B&G Foods (NYSE:BGS) has staked out a unique position in the food industry. That includes passing on a large percentage of its earnings to shareholders in the form of dividends. But is this high-yielding food maker worth the risk for investors? Here are some things to think about when trying to decide whether this is a safe investment or not.
One person's trash
B&G Foods' core business is to buy unloved brands from larger companies and smaller brands that need extra heft to compete with the industry big boys. The company essentially gives the brands it acquires the marketing, distribution, and product development love they were lacking to help them succeed. It has, on the whole, done a pretty good job executing this model.

DATASET:
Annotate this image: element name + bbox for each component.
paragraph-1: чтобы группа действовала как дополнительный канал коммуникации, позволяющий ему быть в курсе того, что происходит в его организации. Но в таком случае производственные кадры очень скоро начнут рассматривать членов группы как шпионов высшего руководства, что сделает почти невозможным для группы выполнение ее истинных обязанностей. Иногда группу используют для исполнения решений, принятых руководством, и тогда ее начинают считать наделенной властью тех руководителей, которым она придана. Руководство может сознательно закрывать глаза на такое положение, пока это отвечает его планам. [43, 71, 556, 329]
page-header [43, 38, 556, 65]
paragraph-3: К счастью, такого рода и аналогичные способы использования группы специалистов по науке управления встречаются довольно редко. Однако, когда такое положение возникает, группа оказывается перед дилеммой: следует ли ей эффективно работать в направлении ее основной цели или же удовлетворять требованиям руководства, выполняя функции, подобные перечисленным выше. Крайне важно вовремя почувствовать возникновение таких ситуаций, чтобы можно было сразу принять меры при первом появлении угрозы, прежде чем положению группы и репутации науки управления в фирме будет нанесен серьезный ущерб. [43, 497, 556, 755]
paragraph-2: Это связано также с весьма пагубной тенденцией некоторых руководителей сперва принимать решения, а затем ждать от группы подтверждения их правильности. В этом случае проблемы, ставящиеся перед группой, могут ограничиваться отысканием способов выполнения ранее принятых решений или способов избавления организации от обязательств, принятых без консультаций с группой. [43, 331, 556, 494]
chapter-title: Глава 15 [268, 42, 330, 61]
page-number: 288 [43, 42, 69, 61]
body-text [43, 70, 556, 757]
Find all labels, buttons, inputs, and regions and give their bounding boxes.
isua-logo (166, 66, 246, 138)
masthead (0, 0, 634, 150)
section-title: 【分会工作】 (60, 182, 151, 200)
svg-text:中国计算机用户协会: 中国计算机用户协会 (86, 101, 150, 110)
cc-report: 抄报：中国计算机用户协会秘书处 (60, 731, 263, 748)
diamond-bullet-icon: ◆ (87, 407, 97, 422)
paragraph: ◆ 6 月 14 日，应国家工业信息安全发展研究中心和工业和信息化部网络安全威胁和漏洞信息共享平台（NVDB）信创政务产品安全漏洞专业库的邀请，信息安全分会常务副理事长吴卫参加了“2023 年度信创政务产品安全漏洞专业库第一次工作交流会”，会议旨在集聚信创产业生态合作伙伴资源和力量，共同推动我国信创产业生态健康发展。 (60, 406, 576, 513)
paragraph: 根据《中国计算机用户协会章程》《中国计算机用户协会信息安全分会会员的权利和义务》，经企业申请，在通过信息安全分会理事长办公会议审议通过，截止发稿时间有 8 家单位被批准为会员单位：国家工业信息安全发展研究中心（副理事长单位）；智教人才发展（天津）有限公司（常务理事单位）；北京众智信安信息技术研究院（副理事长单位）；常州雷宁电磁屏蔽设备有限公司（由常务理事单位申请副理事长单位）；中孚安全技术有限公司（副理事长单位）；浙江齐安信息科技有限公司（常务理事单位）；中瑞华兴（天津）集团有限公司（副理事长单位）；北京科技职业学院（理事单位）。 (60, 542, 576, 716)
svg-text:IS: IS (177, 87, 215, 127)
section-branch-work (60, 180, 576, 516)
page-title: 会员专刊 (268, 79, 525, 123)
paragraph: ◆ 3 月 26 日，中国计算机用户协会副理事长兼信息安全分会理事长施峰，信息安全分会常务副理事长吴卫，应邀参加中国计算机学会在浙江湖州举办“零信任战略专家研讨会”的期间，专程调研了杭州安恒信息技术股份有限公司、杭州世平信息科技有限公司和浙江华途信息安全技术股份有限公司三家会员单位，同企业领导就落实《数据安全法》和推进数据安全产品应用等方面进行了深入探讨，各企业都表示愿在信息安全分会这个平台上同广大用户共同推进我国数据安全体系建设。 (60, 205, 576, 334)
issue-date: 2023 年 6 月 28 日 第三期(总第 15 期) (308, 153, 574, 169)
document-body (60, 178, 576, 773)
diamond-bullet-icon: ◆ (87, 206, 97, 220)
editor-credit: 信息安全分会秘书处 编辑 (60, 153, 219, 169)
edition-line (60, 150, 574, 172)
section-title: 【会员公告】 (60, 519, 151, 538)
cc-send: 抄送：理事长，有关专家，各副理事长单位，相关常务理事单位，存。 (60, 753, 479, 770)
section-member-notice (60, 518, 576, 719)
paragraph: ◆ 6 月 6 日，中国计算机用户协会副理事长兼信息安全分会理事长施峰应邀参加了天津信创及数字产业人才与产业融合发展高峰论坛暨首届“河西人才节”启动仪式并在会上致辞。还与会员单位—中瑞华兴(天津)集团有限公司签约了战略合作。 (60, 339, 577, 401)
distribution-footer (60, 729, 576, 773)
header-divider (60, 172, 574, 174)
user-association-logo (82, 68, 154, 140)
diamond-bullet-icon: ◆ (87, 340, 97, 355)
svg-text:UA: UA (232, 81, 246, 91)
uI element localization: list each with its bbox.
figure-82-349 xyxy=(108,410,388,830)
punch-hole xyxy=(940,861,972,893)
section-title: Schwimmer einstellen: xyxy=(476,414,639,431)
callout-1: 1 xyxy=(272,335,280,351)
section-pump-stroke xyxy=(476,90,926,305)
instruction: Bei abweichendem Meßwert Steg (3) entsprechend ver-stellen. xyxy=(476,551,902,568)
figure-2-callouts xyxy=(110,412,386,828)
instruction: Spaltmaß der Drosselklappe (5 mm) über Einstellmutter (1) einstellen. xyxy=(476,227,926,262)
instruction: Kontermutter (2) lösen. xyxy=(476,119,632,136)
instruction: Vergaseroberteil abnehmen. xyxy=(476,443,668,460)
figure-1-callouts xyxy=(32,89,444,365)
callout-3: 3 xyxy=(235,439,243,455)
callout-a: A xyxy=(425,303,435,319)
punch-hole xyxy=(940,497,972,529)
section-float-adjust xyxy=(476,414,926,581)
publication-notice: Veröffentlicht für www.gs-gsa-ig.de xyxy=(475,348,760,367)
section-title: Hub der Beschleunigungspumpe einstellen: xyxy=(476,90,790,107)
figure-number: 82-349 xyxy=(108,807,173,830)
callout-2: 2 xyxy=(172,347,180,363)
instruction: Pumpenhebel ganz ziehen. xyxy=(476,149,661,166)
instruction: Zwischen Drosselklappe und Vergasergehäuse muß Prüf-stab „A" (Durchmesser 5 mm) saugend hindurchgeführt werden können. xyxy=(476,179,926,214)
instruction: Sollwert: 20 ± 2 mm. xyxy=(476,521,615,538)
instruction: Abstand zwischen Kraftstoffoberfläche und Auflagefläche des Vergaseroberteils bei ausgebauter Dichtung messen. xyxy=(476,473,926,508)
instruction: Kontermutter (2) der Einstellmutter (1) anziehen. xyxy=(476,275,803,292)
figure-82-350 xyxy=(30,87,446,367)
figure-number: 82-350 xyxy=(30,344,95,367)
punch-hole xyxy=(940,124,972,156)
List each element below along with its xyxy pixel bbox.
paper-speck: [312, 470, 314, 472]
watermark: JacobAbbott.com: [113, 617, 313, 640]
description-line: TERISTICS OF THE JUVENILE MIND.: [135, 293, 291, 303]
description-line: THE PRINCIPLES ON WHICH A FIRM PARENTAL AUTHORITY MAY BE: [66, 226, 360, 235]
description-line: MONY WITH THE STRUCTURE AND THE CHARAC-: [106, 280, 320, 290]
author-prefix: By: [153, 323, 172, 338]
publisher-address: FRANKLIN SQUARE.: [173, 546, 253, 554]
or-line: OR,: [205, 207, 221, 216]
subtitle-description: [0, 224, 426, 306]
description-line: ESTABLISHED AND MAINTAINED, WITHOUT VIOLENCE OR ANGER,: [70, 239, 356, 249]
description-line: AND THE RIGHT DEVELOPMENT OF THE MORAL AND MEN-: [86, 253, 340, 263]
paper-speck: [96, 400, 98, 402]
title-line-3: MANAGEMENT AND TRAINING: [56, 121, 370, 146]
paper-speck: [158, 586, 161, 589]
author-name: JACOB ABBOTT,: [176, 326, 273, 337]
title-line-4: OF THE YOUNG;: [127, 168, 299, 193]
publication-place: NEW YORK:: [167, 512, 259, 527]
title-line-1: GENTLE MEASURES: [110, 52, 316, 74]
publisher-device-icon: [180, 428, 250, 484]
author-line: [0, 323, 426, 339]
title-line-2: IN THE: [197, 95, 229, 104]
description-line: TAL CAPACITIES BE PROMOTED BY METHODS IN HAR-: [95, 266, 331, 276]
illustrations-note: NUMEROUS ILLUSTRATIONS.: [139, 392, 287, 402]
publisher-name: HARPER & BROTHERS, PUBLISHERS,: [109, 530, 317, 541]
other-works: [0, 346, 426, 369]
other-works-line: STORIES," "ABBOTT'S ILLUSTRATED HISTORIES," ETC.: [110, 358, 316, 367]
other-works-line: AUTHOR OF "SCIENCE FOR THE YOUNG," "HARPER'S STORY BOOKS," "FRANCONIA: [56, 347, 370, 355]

TASK INSTRUCTIONS:
(1) In the B&G Foods article, transcribe everything from "B&G Foods (NYSE:BGS)" down to "executing this model.".
(2) According to the B&G Foods article, what is the company's core business?

EXERCISE ANSWERS:
(1)
B&G Foods (NYSE:BGS) has staked out a unique position in the food industry. That includes passing on a large percentage of its earnings to shareholders in the form of dividends. But is this high-yielding food maker worth the risk for investors? Here are some things to think about when trying to decide whether this is a safe investment or not.
One person's trash
B&G Foods' core business is to buy unloved brands from larger companies and smaller brands that need extra heft to compete with the industry big boys. The company essentially gives the brands it acquires the marketing, distribution, and product development love they were lacking to help them succeed. It has, on the whole, done a pretty good job executing this model.

(2) Buying unloved brands from larger companies and smaller brands that need extra heft to compete with the industry big boys.